Task: Make an exact copy of the entries, and keep any pictures out of it.
>>>
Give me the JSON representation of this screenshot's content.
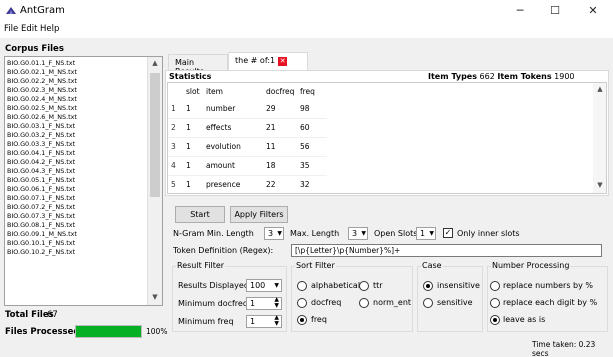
{
  "app": {
    "title": "AntGram",
    "minimize": "─",
    "maximize": "☐",
    "close": "✕"
  },
  "menu": [
    "File",
    "Edit",
    "Help"
  ],
  "corpus": {
    "title": "Corpus Files",
    "files": [
      "BIO.G0.01.1_F_NS.txt",
      "BIO.G0.02.1_M_NS.txt",
      "BIO.G0.02.2_M_NS.txt",
      "BIO.G0.02.3_M_NS.txt",
      "BIO.G0.02.4_M_NS.txt",
      "BIO.G0.02.5_M_NS.txt",
      "BIO.G0.02.6_M_NS.txt",
      "BIO.G0.03.1_F_NS.txt",
      "BIO.G0.03.2_F_NS.txt",
      "BIO.G0.03.3_F_NS.txt",
      "BIO.G0.04.1_F_NS.txt",
      "BIO.G0.04.2_F_NS.txt",
      "BIO.G0.04.3_F_NS.txt",
      "BIO.G0.05.1_F_NS.txt",
      "BIO.G0.06.1_F_NS.txt",
      "BIO.G0.07.1_F_NS.txt",
      "BIO.G0.07.2_F_NS.txt",
      "BIO.G0.07.3_F_NS.txt",
      "BIO.G0.08.1_F_NS.txt",
      "BIO.G0.09.1_M_NS.txt",
      "BIO.G0.10.1_F_NS.txt",
      "BIO.G0.10.2_F_NS.txt"
    ],
    "total_files_label": "Total Files",
    "total_files_value": "67",
    "files_processed_label": "Files Processed",
    "progress": 1.0,
    "progress_text": "100%"
  },
  "tabs": [
    {
      "label": "Main Results"
    },
    {
      "label": "the # of:1",
      "close": "✕"
    }
  ],
  "stats": {
    "statistics_label": "Statistics",
    "item_types_label": "Item Types",
    "item_types_value": "662",
    "item_tokens_label": "Item Tokens",
    "item_tokens_value": "1900"
  },
  "table": {
    "headers": [
      "",
      "slot",
      "item",
      "docfreq",
      "freq"
    ],
    "rows": [
      [
        "1",
        "1",
        "number",
        "29",
        "98"
      ],
      [
        "2",
        "1",
        "effects",
        "21",
        "60"
      ],
      [
        "3",
        "1",
        "evolution",
        "11",
        "56"
      ],
      [
        "4",
        "1",
        "amount",
        "18",
        "35"
      ],
      [
        "5",
        "1",
        "presence",
        "22",
        "32"
      ]
    ]
  },
  "controls": {
    "start": "Start",
    "apply_filters": "Apply Filters",
    "ngram_min_label": "N-Gram Min. Length",
    "ngram_min_value": "3",
    "max_length_label": "Max. Length",
    "max_length_value": "3",
    "open_slots_label": "Open Slots",
    "open_slots_value": "1",
    "only_inner_slots_label": "Only inner slots",
    "only_inner_slots_checked": true,
    "token_def_label": "Token Definition (Regex):",
    "token_def_value": "[\\p{Letter}\\p{Number}%]+"
  },
  "result_filter": {
    "title": "Result Filter",
    "results_displayed_label": "Results Displayed",
    "results_displayed_value": "100",
    "min_docfreq_label": "Minimum docfreq",
    "min_docfreq_value": "1",
    "min_freq_label": "Minimum freq",
    "min_freq_value": "1"
  },
  "sort_filter": {
    "title": "Sort Filter",
    "options": [
      "alphabetical",
      "ttr",
      "docfreq",
      "norm_ent",
      "freq"
    ],
    "selected": "freq"
  },
  "case": {
    "title": "Case",
    "options": [
      "insensitive",
      "sensitive"
    ],
    "selected": "insensitive"
  },
  "number_processing": {
    "title": "Number Processing",
    "options": [
      "replace numbers by %",
      "replace each digit by %",
      "leave as is"
    ],
    "selected": "leave as is"
  },
  "status": {
    "time_taken": "Time taken: 0.23 secs"
  },
  "colors": {
    "progress": "#06b025",
    "tab_close": "#e81123"
  },
  "icons": {
    "app": "ant-icon",
    "dropdown": "chevron-down-icon",
    "spinner": "spinner-arrows-icon"
  }
}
<<<
Written answer:
Give me the JSON representation of this screenshot's content.
{
  "app": {
    "title": "AntGram",
    "minimize": "─",
    "maximize": "☐",
    "close": "✕"
  },
  "menu": [
    "File",
    "Edit",
    "Help"
  ],
  "corpus": {
    "title": "Corpus Files",
    "files": [
      "BIO.G0.01.1_F_NS.txt",
      "BIO.G0.02.1_M_NS.txt",
      "BIO.G0.02.2_M_NS.txt",
      "BIO.G0.02.3_M_NS.txt",
      "BIO.G0.02.4_M_NS.txt",
      "BIO.G0.02.5_M_NS.txt",
      "BIO.G0.02.6_M_NS.txt",
      "BIO.G0.03.1_F_NS.txt",
      "BIO.G0.03.2_F_NS.txt",
      "BIO.G0.03.3_F_NS.txt",
      "BIO.G0.04.1_F_NS.txt",
      "BIO.G0.04.2_F_NS.txt",
      "BIO.G0.04.3_F_NS.txt",
      "BIO.G0.05.1_F_NS.txt",
      "BIO.G0.06.1_F_NS.txt",
      "BIO.G0.07.1_F_NS.txt",
      "BIO.G0.07.2_F_NS.txt",
      "BIO.G0.07.3_F_NS.txt",
      "BIO.G0.08.1_F_NS.txt",
      "BIO.G0.09.1_M_NS.txt",
      "BIO.G0.10.1_F_NS.txt",
      "BIO.G0.10.2_F_NS.txt"
    ],
    "total_files_label": "Total Files",
    "total_files_value": "67",
    "files_processed_label": "Files Processed",
    "progress": 1.0,
    "progress_text": "100%"
  },
  "tabs": [
    {
      "label": "Main Results"
    },
    {
      "label": "the # of:1",
      "close": "✕"
    }
  ],
  "stats": {
    "statistics_label": "Statistics",
    "item_types_label": "Item Types",
    "item_types_value": "662",
    "item_tokens_label": "Item Tokens",
    "item_tokens_value": "1900"
  },
  "table": {
    "headers": [
      "",
      "slot",
      "item",
      "docfreq",
      "freq"
    ],
    "rows": [
      [
        "1",
        "1",
        "number",
        "29",
        "98"
      ],
      [
        "2",
        "1",
        "effects",
        "21",
        "60"
      ],
      [
        "3",
        "1",
        "evolution",
        "11",
        "56"
      ],
      [
        "4",
        "1",
        "amount",
        "18",
        "35"
      ],
      [
        "5",
        "1",
        "presence",
        "22",
        "32"
      ]
    ]
  },
  "controls": {
    "start": "Start",
    "apply_filters": "Apply Filters",
    "ngram_min_label": "N-Gram Min. Length",
    "ngram_min_value": "3",
    "max_length_label": "Max. Length",
    "max_length_value": "3",
    "open_slots_label": "Open Slots",
    "open_slots_value": "1",
    "only_inner_slots_label": "Only inner slots",
    "only_inner_slots_checked": true,
    "token_def_label": "Token Definition (Regex):",
    "token_def_value": "[\\p{Letter}\\p{Number}%]+"
  },
  "result_filter": {
    "title": "Result Filter",
    "results_displayed_label": "Results Displayed",
    "results_displayed_value": "100",
    "min_docfreq_label": "Minimum docfreq",
    "min_docfreq_value": "1",
    "min_freq_label": "Minimum freq",
    "min_freq_value": "1"
  },
  "sort_filter": {
    "title": "Sort Filter",
    "options": [
      "alphabetical",
      "ttr",
      "docfreq",
      "norm_ent",
      "freq"
    ],
    "selected": "freq"
  },
  "case": {
    "title": "Case",
    "options": [
      "insensitive",
      "sensitive"
    ],
    "selected": "insensitive"
  },
  "number_processing": {
    "title": "Number Processing",
    "options": [
      "replace numbers by %",
      "replace each digit by %",
      "leave as is"
    ],
    "selected": "leave as is"
  },
  "status": {
    "time_taken": "Time taken: 0.23 secs"
  },
  "colors": {
    "progress": "#06b025",
    "tab_close": "#e81123"
  },
  "icons": {
    "app": "ant-icon",
    "dropdown": "chevron-down-icon",
    "spinner": "spinner-arrows-icon"
  }
}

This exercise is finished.